--- BEGIN ---
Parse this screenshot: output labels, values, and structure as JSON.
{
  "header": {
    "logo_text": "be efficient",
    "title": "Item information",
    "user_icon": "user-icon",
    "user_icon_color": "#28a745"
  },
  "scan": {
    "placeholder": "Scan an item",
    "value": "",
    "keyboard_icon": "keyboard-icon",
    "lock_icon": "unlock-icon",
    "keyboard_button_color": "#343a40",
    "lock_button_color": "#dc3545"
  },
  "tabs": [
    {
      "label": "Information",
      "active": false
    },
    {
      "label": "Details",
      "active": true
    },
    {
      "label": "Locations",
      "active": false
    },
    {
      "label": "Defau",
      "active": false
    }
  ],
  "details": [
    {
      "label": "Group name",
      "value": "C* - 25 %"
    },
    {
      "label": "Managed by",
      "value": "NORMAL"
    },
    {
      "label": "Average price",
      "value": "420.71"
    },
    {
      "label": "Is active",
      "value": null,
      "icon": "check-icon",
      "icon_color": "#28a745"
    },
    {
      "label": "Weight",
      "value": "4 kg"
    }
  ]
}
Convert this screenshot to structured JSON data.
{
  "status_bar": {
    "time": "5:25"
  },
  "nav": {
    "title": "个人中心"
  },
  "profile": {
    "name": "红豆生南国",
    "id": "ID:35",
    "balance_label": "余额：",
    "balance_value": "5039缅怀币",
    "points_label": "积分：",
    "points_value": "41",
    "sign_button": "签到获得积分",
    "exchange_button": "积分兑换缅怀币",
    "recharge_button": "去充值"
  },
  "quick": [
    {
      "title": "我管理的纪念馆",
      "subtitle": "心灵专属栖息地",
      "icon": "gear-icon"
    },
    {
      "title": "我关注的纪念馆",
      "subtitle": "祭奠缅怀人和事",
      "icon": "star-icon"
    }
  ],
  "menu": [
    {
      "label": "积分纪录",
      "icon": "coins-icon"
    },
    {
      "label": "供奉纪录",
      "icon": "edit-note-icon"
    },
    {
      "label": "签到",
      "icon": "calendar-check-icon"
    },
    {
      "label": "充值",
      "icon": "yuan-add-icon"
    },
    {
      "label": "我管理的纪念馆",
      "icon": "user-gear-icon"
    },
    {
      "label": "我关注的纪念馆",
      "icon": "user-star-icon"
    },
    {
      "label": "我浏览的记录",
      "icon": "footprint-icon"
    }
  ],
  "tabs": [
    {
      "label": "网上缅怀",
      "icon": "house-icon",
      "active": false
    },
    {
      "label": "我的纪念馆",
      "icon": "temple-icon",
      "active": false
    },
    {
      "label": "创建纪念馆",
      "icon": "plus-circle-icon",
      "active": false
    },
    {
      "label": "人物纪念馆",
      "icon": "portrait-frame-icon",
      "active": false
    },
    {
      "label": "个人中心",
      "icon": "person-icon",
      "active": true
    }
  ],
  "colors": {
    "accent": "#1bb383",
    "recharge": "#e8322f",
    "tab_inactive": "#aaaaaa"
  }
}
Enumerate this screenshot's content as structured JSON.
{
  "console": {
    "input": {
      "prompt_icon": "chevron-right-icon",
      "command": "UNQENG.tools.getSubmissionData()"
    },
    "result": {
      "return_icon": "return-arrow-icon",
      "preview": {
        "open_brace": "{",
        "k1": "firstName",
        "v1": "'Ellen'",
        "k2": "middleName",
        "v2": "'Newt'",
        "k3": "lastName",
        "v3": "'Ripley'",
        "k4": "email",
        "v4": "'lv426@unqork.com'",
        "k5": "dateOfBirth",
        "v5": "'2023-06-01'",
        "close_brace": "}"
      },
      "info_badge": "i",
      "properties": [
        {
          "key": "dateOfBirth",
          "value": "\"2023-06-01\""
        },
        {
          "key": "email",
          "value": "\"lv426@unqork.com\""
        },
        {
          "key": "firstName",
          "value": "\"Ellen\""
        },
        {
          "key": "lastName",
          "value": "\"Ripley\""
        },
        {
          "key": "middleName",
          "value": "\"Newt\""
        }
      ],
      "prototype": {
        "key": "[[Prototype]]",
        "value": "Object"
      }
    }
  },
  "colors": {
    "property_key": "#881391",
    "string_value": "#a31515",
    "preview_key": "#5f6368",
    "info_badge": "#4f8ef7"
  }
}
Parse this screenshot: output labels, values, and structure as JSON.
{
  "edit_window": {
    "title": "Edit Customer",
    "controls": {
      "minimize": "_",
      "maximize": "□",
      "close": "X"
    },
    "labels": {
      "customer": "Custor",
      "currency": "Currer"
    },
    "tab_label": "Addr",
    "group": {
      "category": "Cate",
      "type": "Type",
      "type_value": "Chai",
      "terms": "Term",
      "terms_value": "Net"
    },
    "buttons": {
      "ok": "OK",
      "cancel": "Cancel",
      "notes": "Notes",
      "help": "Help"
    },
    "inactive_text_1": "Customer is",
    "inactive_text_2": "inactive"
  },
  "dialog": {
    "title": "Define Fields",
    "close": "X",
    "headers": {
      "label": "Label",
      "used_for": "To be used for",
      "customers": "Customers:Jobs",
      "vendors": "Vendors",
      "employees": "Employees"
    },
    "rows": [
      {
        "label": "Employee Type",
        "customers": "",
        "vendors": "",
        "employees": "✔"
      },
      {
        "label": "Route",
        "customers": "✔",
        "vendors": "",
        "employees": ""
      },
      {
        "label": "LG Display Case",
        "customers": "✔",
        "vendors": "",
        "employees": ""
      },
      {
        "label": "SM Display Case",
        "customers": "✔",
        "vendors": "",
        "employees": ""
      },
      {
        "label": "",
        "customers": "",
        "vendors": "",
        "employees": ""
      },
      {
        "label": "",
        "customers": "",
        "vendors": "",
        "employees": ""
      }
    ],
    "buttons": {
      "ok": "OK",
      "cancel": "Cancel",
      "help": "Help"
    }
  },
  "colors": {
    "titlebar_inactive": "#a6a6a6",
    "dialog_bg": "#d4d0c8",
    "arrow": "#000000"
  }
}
--- END ---
Would you reproduce the material above in full, exactly as given?

Parse this screenshot: output labels, values, and structure as JSON.
{
  "header": {
    "logo_text": "be efficient",
    "title": "Item information",
    "user_icon": "user-icon",
    "user_icon_color": "#28a745"
  },
  "scan": {
    "placeholder": "Scan an item",
    "value": "",
    "keyboard_icon": "keyboard-icon",
    "lock_icon": "unlock-icon",
    "keyboard_button_color": "#343a40",
    "lock_button_color": "#dc3545"
  },
  "tabs": [
    {
      "label": "Information",
      "active": false
    },
    {
      "label": "Details",
      "active": true
    },
    {
      "label": "Locations",
      "active": false
    },
    {
      "label": "Defau",
      "active": false
    }
  ],
  "details": [
    {
      "label": "Group name",
      "value": "C* - 25 %"
    },
    {
      "label": "Managed by",
      "value": "NORMAL"
    },
    {
      "label": "Average price",
      "value": "420.71"
    },
    {
      "label": "Is active",
      "value": null,
      "icon": "check-icon",
      "icon_color": "#28a745"
    },
    {
      "label": "Weight",
      "value": "4 kg"
    }
  ]
}
Convert this screenshot to structured JSON data.
{
  "status_bar": {
    "time": "5:25"
  },
  "nav": {
    "title": "个人中心"
  },
  "profile": {
    "name": "红豆生南国",
    "id": "ID:35",
    "balance_label": "余额：",
    "balance_value": "5039缅怀币",
    "points_label": "积分：",
    "points_value": "41",
    "sign_button": "签到获得积分",
    "exchange_button": "积分兑换缅怀币",
    "recharge_button": "去充值"
  },
  "quick": [
    {
      "title": "我管理的纪念馆",
      "subtitle": "心灵专属栖息地",
      "icon": "gear-icon"
    },
    {
      "title": "我关注的纪念馆",
      "subtitle": "祭奠缅怀人和事",
      "icon": "star-icon"
    }
  ],
  "menu": [
    {
      "label": "积分纪录",
      "icon": "coins-icon"
    },
    {
      "label": "供奉纪录",
      "icon": "edit-note-icon"
    },
    {
      "label": "签到",
      "icon": "calendar-check-icon"
    },
    {
      "label": "充值",
      "icon": "yuan-add-icon"
    },
    {
      "label": "我管理的纪念馆",
      "icon": "user-gear-icon"
    },
    {
      "label": "我关注的纪念馆",
      "icon": "user-star-icon"
    },
    {
      "label": "我浏览的记录",
      "icon": "footprint-icon"
    }
  ],
  "tabs": [
    {
      "label": "网上缅怀",
      "icon": "house-icon",
      "active": false
    },
    {
      "label": "我的纪念馆",
      "icon": "temple-icon",
      "active": false
    },
    {
      "label": "创建纪念馆",
      "icon": "plus-circle-icon",
      "active": false
    },
    {
      "label": "人物纪念馆",
      "icon": "portrait-frame-icon",
      "active": false
    },
    {
      "label": "个人中心",
      "icon": "person-icon",
      "active": true
    }
  ],
  "colors": {
    "accent": "#1bb383",
    "recharge": "#e8322f",
    "tab_inactive": "#aaaaaa"
  }
}
Enumerate this screenshot's content as structured JSON.
{
  "console": {
    "input": {
      "prompt_icon": "chevron-right-icon",
      "command": "UNQENG.tools.getSubmissionData()"
    },
    "result": {
      "return_icon": "return-arrow-icon",
      "preview": {
        "open_brace": "{",
        "k1": "firstName",
        "v1": "'Ellen'",
        "k2": "middleName",
        "v2": "'Newt'",
        "k3": "lastName",
        "v3": "'Ripley'",
        "k4": "email",
        "v4": "'lv426@unqork.com'",
        "k5": "dateOfBirth",
        "v5": "'2023-06-01'",
        "close_brace": "}"
      },
      "info_badge": "i",
      "properties": [
        {
          "key": "dateOfBirth",
          "value": "\"2023-06-01\""
        },
        {
          "key": "email",
          "value": "\"lv426@unqork.com\""
        },
        {
          "key": "firstName",
          "value": "\"Ellen\""
        },
        {
          "key": "lastName",
          "value": "\"Ripley\""
        },
        {
          "key": "middleName",
          "value": "\"Newt\""
        }
      ],
      "prototype": {
        "key": "[[Prototype]]",
        "value": "Object"
      }
    }
  },
  "colors": {
    "property_key": "#881391",
    "string_value": "#a31515",
    "preview_key": "#5f6368",
    "info_badge": "#4f8ef7"
  }
}
Parse this screenshot: output labels, values, and structure as JSON.
{
  "edit_window": {
    "title": "Edit Customer",
    "controls": {
      "minimize": "_",
      "maximize": "□",
      "close": "X"
    },
    "labels": {
      "customer": "Custor",
      "currency": "Currer"
    },
    "tab_label": "Addr",
    "group": {
      "category": "Cate",
      "type": "Type",
      "type_value": "Chai",
      "terms": "Term",
      "terms_value": "Net"
    },
    "buttons": {
      "ok": "OK",
      "cancel": "Cancel",
      "notes": "Notes",
      "help": "Help"
    },
    "inactive_text_1": "Customer is",
    "inactive_text_2": "inactive"
  },
  "dialog": {
    "title": "Define Fields",
    "close": "X",
    "headers": {
      "label": "Label",
      "used_for": "To be used for",
      "customers": "Customers:Jobs",
      "vendors": "Vendors",
      "employees": "Employees"
    },
    "rows": [
      {
        "label": "Employee Type",
        "customers": "",
        "vendors": "",
        "employees": "✔"
      },
      {
        "label": "Route",
        "customers": "✔",
        "vendors": "",
        "employees": ""
      },
      {
        "label": "LG Display Case",
        "customers": "✔",
        "vendors": "",
        "employees": ""
      },
      {
        "label": "SM Display Case",
        "customers": "✔",
        "vendors": "",
        "employees": ""
      },
      {
        "label": "",
        "customers": "",
        "vendors": "",
        "employees": ""
      },
      {
        "label": "",
        "customers": "",
        "vendors": "",
        "employees": ""
      }
    ],
    "buttons": {
      "ok": "OK",
      "cancel": "Cancel",
      "help": "Help"
    }
  },
  "colors": {
    "titlebar_inactive": "#a6a6a6",
    "dialog_bg": "#d4d0c8",
    "arrow": "#000000"
  }
}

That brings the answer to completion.